- **DATA SUPPLIED**:
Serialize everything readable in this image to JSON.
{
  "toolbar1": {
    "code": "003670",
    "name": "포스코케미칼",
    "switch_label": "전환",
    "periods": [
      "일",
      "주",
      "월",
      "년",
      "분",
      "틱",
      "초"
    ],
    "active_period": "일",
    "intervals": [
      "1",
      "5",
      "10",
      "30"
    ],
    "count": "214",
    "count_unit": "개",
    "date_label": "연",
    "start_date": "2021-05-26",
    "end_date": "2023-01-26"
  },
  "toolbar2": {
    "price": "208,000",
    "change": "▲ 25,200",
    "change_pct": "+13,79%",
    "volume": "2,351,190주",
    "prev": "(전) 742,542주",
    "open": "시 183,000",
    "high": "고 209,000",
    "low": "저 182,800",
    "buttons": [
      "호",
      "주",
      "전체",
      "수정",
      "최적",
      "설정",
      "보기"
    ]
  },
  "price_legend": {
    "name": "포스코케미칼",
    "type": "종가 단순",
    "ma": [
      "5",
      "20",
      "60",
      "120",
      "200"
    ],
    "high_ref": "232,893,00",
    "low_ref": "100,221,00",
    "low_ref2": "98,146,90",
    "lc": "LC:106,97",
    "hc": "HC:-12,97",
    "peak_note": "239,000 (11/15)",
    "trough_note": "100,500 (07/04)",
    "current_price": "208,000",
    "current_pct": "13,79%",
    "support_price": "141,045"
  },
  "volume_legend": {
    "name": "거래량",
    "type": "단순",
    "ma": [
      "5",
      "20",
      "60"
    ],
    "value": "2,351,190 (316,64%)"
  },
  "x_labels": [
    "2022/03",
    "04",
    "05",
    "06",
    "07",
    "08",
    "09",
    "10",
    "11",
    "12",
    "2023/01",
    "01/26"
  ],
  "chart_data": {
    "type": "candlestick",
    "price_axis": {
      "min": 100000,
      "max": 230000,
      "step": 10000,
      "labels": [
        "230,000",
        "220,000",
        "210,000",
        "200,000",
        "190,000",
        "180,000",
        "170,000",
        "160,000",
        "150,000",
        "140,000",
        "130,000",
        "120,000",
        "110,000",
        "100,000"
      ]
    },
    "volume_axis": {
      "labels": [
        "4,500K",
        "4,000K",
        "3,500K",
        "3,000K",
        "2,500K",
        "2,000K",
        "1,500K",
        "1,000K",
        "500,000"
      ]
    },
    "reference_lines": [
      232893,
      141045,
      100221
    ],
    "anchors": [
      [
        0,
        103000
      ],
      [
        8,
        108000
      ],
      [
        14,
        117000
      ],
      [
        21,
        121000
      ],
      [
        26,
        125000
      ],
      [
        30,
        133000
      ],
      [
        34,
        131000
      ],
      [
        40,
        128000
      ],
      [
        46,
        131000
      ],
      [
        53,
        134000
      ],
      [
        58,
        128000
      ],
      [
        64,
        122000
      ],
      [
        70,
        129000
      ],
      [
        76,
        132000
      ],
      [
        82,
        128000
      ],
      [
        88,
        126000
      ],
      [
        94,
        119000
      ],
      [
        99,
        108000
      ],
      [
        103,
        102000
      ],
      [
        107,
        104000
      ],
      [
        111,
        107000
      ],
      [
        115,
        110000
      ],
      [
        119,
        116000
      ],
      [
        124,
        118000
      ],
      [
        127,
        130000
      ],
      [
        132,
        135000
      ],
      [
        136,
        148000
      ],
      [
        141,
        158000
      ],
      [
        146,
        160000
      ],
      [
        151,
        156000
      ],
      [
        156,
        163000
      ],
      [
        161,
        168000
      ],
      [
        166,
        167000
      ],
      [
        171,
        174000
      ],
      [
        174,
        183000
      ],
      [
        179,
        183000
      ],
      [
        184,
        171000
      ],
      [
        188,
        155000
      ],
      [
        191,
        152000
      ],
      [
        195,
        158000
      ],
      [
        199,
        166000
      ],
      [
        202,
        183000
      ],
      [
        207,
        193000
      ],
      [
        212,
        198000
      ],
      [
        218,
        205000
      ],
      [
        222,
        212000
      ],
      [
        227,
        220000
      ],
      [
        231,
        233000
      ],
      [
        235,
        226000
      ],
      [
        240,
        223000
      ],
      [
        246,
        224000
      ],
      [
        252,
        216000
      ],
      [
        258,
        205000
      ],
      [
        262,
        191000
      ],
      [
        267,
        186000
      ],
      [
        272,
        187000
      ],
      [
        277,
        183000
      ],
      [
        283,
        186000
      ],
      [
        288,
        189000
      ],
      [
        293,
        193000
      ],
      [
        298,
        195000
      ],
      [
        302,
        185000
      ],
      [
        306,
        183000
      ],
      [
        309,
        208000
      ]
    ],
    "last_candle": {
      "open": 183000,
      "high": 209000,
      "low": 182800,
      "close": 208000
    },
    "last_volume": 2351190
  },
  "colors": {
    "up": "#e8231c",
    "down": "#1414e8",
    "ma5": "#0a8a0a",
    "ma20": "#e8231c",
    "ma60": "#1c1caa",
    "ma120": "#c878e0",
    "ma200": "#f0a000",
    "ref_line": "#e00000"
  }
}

- **TASK BRIEF**: Please output the entries above, every line exactly as it reads.

- **THE OUTPUT**:
Serialize everything readable in this image to JSON.
{
  "toolbar1": {
    "code": "003670",
    "name": "포스코케미칼",
    "switch_label": "전환",
    "periods": [
      "일",
      "주",
      "월",
      "년",
      "분",
      "틱",
      "초"
    ],
    "active_period": "일",
    "intervals": [
      "1",
      "5",
      "10",
      "30"
    ],
    "count": "214",
    "count_unit": "개",
    "date_label": "연",
    "start_date": "2021-05-26",
    "end_date": "2023-01-26"
  },
  "toolbar2": {
    "price": "208,000",
    "change": "▲ 25,200",
    "change_pct": "+13,79%",
    "volume": "2,351,190주",
    "prev": "(전) 742,542주",
    "open": "시 183,000",
    "high": "고 209,000",
    "low": "저 182,800",
    "buttons": [
      "호",
      "주",
      "전체",
      "수정",
      "최적",
      "설정",
      "보기"
    ]
  },
  "price_legend": {
    "name": "포스코케미칼",
    "type": "종가 단순",
    "ma": [
      "5",
      "20",
      "60",
      "120",
      "200"
    ],
    "high_ref": "232,893,00",
    "low_ref": "100,221,00",
    "low_ref2": "98,146,90",
    "lc": "LC:106,97",
    "hc": "HC:-12,97",
    "peak_note": "239,000 (11/15)",
    "trough_note": "100,500 (07/04)",
    "current_price": "208,000",
    "current_pct": "13,79%",
    "support_price": "141,045"
  },
  "volume_legend": {
    "name": "거래량",
    "type": "단순",
    "ma": [
      "5",
      "20",
      "60"
    ],
    "value": "2,351,190 (316,64%)"
  },
  "x_labels": [
    "2022/03",
    "04",
    "05",
    "06",
    "07",
    "08",
    "09",
    "10",
    "11",
    "12",
    "2023/01",
    "01/26"
  ],
  "chart_data": {
    "type": "candlestick",
    "price_axis": {
      "min": 100000,
      "max": 230000,
      "step": 10000,
      "labels": [
        "230,000",
        "220,000",
        "210,000",
        "200,000",
        "190,000",
        "180,000",
        "170,000",
        "160,000",
        "150,000",
        "140,000",
        "130,000",
        "120,000",
        "110,000",
        "100,000"
      ]
    },
    "volume_axis": {
      "labels": [
        "4,500K",
        "4,000K",
        "3,500K",
        "3,000K",
        "2,500K",
        "2,000K",
        "1,500K",
        "1,000K",
        "500,000"
      ]
    },
    "reference_lines": [
      232893,
      141045,
      100221
    ],
    "anchors": [
      [
        0,
        103000
      ],
      [
        8,
        108000
      ],
      [
        14,
        117000
      ],
      [
        21,
        121000
      ],
      [
        26,
        125000
      ],
      [
        30,
        133000
      ],
      [
        34,
        131000
      ],
      [
        40,
        128000
      ],
      [
        46,
        131000
      ],
      [
        53,
        134000
      ],
      [
        58,
        128000
      ],
      [
        64,
        122000
      ],
      [
        70,
        129000
      ],
      [
        76,
        132000
      ],
      [
        82,
        128000
      ],
      [
        88,
        126000
      ],
      [
        94,
        119000
      ],
      [
        99,
        108000
      ],
      [
        103,
        102000
      ],
      [
        107,
        104000
      ],
      [
        111,
        107000
      ],
      [
        115,
        110000
      ],
      [
        119,
        116000
      ],
      [
        124,
        118000
      ],
      [
        127,
        130000
      ],
      [
        132,
        135000
      ],
      [
        136,
        148000
      ],
      [
        141,
        158000
      ],
      [
        146,
        160000
      ],
      [
        151,
        156000
      ],
      [
        156,
        163000
      ],
      [
        161,
        168000
      ],
      [
        166,
        167000
      ],
      [
        171,
        174000
      ],
      [
        174,
        183000
      ],
      [
        179,
        183000
      ],
      [
        184,
        171000
      ],
      [
        188,
        155000
      ],
      [
        191,
        152000
      ],
      [
        195,
        158000
      ],
      [
        199,
        166000
      ],
      [
        202,
        183000
      ],
      [
        207,
        193000
      ],
      [
        212,
        198000
      ],
      [
        218,
        205000
      ],
      [
        222,
        212000
      ],
      [
        227,
        220000
      ],
      [
        231,
        233000
      ],
      [
        235,
        226000
      ],
      [
        240,
        223000
      ],
      [
        246,
        224000
      ],
      [
        252,
        216000
      ],
      [
        258,
        205000
      ],
      [
        262,
        191000
      ],
      [
        267,
        186000
      ],
      [
        272,
        187000
      ],
      [
        277,
        183000
      ],
      [
        283,
        186000
      ],
      [
        288,
        189000
      ],
      [
        293,
        193000
      ],
      [
        298,
        195000
      ],
      [
        302,
        185000
      ],
      [
        306,
        183000
      ],
      [
        309,
        208000
      ]
    ],
    "last_candle": {
      "open": 183000,
      "high": 209000,
      "low": 182800,
      "close": 208000
    },
    "last_volume": 2351190
  },
  "colors": {
    "up": "#e8231c",
    "down": "#1414e8",
    "ma5": "#0a8a0a",
    "ma20": "#e8231c",
    "ma60": "#1c1caa",
    "ma120": "#c878e0",
    "ma200": "#f0a000",
    "ref_line": "#e00000"
  }
}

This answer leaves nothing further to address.